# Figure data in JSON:
>> Start

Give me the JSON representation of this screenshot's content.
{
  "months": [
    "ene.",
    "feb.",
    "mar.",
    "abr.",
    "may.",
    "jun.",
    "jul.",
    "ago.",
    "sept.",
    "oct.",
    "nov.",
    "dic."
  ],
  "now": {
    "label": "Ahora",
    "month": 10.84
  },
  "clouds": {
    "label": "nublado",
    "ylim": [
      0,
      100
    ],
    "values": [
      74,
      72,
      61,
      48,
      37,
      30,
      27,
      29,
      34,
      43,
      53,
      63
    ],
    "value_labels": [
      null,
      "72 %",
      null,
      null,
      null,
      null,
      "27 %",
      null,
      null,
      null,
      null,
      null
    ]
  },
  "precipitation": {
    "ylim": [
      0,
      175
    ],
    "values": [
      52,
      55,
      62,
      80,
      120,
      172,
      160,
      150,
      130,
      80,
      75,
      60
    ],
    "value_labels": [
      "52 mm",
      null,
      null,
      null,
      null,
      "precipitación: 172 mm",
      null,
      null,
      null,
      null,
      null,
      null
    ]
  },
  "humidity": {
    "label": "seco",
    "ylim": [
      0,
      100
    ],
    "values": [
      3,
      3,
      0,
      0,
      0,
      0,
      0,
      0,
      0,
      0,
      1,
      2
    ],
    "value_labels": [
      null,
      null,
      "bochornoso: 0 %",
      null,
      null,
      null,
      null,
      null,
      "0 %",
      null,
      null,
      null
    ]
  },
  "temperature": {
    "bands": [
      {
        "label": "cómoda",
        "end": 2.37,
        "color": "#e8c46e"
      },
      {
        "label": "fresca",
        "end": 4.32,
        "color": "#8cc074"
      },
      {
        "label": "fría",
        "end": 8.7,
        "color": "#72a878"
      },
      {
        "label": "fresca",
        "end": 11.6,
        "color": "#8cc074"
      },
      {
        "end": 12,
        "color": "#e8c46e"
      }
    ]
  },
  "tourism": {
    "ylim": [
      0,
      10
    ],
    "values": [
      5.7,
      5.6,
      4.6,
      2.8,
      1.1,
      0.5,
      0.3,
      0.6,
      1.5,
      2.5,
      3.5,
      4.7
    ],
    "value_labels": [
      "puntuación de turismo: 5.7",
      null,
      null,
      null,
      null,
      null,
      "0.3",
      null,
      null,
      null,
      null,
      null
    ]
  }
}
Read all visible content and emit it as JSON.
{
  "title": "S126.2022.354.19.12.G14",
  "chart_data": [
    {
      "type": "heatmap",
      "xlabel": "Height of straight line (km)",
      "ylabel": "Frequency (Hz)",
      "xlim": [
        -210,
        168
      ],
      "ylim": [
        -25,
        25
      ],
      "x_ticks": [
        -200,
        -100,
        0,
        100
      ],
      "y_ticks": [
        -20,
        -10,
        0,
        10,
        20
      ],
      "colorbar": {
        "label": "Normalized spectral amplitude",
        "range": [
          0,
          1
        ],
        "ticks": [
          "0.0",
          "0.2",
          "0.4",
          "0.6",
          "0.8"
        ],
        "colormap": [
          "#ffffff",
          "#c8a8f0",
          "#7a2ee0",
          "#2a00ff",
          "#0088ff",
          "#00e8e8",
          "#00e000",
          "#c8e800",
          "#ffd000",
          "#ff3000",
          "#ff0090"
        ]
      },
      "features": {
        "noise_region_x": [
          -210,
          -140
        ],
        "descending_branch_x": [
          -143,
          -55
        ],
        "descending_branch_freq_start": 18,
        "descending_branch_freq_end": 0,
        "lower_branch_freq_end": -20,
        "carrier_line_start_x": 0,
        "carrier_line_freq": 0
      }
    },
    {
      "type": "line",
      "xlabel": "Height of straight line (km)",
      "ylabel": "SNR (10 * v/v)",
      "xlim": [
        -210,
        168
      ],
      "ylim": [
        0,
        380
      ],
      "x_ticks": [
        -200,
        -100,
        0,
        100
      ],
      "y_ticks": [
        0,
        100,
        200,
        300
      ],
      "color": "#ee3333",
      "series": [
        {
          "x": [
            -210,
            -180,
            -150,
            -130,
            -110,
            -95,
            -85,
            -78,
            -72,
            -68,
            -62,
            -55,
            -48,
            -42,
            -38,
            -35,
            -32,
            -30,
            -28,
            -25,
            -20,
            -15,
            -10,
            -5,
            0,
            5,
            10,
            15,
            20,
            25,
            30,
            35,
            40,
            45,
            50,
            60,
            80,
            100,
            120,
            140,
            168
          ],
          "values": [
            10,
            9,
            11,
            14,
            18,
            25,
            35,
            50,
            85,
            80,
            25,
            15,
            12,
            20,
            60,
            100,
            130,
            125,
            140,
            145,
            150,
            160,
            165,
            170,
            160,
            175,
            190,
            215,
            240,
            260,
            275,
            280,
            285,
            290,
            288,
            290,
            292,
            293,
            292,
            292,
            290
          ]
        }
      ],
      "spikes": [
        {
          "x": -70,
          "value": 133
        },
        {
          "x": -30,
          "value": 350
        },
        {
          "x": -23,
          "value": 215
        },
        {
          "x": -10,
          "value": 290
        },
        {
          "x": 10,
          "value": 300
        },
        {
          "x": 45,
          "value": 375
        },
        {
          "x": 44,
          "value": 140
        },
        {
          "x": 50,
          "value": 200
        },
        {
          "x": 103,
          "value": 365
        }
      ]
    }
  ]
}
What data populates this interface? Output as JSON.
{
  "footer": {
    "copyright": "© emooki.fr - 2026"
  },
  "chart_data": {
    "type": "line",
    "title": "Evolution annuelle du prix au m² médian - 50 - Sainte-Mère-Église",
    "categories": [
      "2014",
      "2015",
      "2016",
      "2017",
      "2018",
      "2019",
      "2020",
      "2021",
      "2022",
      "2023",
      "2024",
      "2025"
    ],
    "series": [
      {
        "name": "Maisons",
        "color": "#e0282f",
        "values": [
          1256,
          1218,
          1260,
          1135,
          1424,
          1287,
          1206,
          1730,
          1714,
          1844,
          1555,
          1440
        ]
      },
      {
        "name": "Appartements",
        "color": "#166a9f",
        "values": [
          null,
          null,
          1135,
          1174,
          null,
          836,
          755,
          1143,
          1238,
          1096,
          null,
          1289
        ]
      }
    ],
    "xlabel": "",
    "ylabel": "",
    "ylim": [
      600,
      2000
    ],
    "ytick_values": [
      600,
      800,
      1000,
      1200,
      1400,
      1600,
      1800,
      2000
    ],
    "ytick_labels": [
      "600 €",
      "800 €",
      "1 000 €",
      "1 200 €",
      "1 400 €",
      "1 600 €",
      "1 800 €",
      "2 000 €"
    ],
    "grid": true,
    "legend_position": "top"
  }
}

>> End

# Exercise instructions:
The full set of records should be duplicated exactly.

# Reply:
Give me the JSON representation of this screenshot's content.
{
  "months": [
    "ene.",
    "feb.",
    "mar.",
    "abr.",
    "may.",
    "jun.",
    "jul.",
    "ago.",
    "sept.",
    "oct.",
    "nov.",
    "dic."
  ],
  "now": {
    "label": "Ahora",
    "month": 10.84
  },
  "clouds": {
    "label": "nublado",
    "ylim": [
      0,
      100
    ],
    "values": [
      74,
      72,
      61,
      48,
      37,
      30,
      27,
      29,
      34,
      43,
      53,
      63
    ],
    "value_labels": [
      null,
      "72 %",
      null,
      null,
      null,
      null,
      "27 %",
      null,
      null,
      null,
      null,
      null
    ]
  },
  "precipitation": {
    "ylim": [
      0,
      175
    ],
    "values": [
      52,
      55,
      62,
      80,
      120,
      172,
      160,
      150,
      130,
      80,
      75,
      60
    ],
    "value_labels": [
      "52 mm",
      null,
      null,
      null,
      null,
      "precipitación: 172 mm",
      null,
      null,
      null,
      null,
      null,
      null
    ]
  },
  "humidity": {
    "label": "seco",
    "ylim": [
      0,
      100
    ],
    "values": [
      3,
      3,
      0,
      0,
      0,
      0,
      0,
      0,
      0,
      0,
      1,
      2
    ],
    "value_labels": [
      null,
      null,
      "bochornoso: 0 %",
      null,
      null,
      null,
      null,
      null,
      "0 %",
      null,
      null,
      null
    ]
  },
  "temperature": {
    "bands": [
      {
        "label": "cómoda",
        "end": 2.37,
        "color": "#e8c46e"
      },
      {
        "label": "fresca",
        "end": 4.32,
        "color": "#8cc074"
      },
      {
        "label": "fría",
        "end": 8.7,
        "color": "#72a878"
      },
      {
        "label": "fresca",
        "end": 11.6,
        "color": "#8cc074"
      },
      {
        "end": 12,
        "color": "#e8c46e"
      }
    ]
  },
  "tourism": {
    "ylim": [
      0,
      10
    ],
    "values": [
      5.7,
      5.6,
      4.6,
      2.8,
      1.1,
      0.5,
      0.3,
      0.6,
      1.5,
      2.5,
      3.5,
      4.7
    ],
    "value_labels": [
      "puntuación de turismo: 5.7",
      null,
      null,
      null,
      null,
      null,
      "0.3",
      null,
      null,
      null,
      null,
      null
    ]
  }
}
Read all visible content and emit it as JSON.
{
  "title": "S126.2022.354.19.12.G14",
  "chart_data": [
    {
      "type": "heatmap",
      "xlabel": "Height of straight line (km)",
      "ylabel": "Frequency (Hz)",
      "xlim": [
        -210,
        168
      ],
      "ylim": [
        -25,
        25
      ],
      "x_ticks": [
        -200,
        -100,
        0,
        100
      ],
      "y_ticks": [
        -20,
        -10,
        0,
        10,
        20
      ],
      "colorbar": {
        "label": "Normalized spectral amplitude",
        "range": [
          0,
          1
        ],
        "ticks": [
          "0.0",
          "0.2",
          "0.4",
          "0.6",
          "0.8"
        ],
        "colormap": [
          "#ffffff",
          "#c8a8f0",
          "#7a2ee0",
          "#2a00ff",
          "#0088ff",
          "#00e8e8",
          "#00e000",
          "#c8e800",
          "#ffd000",
          "#ff3000",
          "#ff0090"
        ]
      },
      "features": {
        "noise_region_x": [
          -210,
          -140
        ],
        "descending_branch_x": [
          -143,
          -55
        ],
        "descending_branch_freq_start": 18,
        "descending_branch_freq_end": 0,
        "lower_branch_freq_end": -20,
        "carrier_line_start_x": 0,
        "carrier_line_freq": 0
      }
    },
    {
      "type": "line",
      "xlabel": "Height of straight line (km)",
      "ylabel": "SNR (10 * v/v)",
      "xlim": [
        -210,
        168
      ],
      "ylim": [
        0,
        380
      ],
      "x_ticks": [
        -200,
        -100,
        0,
        100
      ],
      "y_ticks": [
        0,
        100,
        200,
        300
      ],
      "color": "#ee3333",
      "series": [
        {
          "x": [
            -210,
            -180,
            -150,
            -130,
            -110,
            -95,
            -85,
            -78,
            -72,
            -68,
            -62,
            -55,
            -48,
            -42,
            -38,
            -35,
            -32,
            -30,
            -28,
            -25,
            -20,
            -15,
            -10,
            -5,
            0,
            5,
            10,
            15,
            20,
            25,
            30,
            35,
            40,
            45,
            50,
            60,
            80,
            100,
            120,
            140,
            168
          ],
          "values": [
            10,
            9,
            11,
            14,
            18,
            25,
            35,
            50,
            85,
            80,
            25,
            15,
            12,
            20,
            60,
            100,
            130,
            125,
            140,
            145,
            150,
            160,
            165,
            170,
            160,
            175,
            190,
            215,
            240,
            260,
            275,
            280,
            285,
            290,
            288,
            290,
            292,
            293,
            292,
            292,
            290
          ]
        }
      ],
      "spikes": [
        {
          "x": -70,
          "value": 133
        },
        {
          "x": -30,
          "value": 350
        },
        {
          "x": -23,
          "value": 215
        },
        {
          "x": -10,
          "value": 290
        },
        {
          "x": 10,
          "value": 300
        },
        {
          "x": 45,
          "value": 375
        },
        {
          "x": 44,
          "value": 140
        },
        {
          "x": 50,
          "value": 200
        },
        {
          "x": 103,
          "value": 365
        }
      ]
    }
  ]
}
What data populates this interface? Output as JSON.
{
  "footer": {
    "copyright": "© emooki.fr - 2026"
  },
  "chart_data": {
    "type": "line",
    "title": "Evolution annuelle du prix au m² médian - 50 - Sainte-Mère-Église",
    "categories": [
      "2014",
      "2015",
      "2016",
      "2017",
      "2018",
      "2019",
      "2020",
      "2021",
      "2022",
      "2023",
      "2024",
      "2025"
    ],
    "series": [
      {
        "name": "Maisons",
        "color": "#e0282f",
        "values": [
          1256,
          1218,
          1260,
          1135,
          1424,
          1287,
          1206,
          1730,
          1714,
          1844,
          1555,
          1440
        ]
      },
      {
        "name": "Appartements",
        "color": "#166a9f",
        "values": [
          null,
          null,
          1135,
          1174,
          null,
          836,
          755,
          1143,
          1238,
          1096,
          null,
          1289
        ]
      }
    ],
    "xlabel": "",
    "ylabel": "",
    "ylim": [
      600,
      2000
    ],
    "ytick_values": [
      600,
      800,
      1000,
      1200,
      1400,
      1600,
      1800,
      2000
    ],
    "ytick_labels": [
      "600 €",
      "800 €",
      "1 000 €",
      "1 200 €",
      "1 400 €",
      "1 600 €",
      "1 800 €",
      "2 000 €"
    ],
    "grid": true,
    "legend_position": "top"
  }
}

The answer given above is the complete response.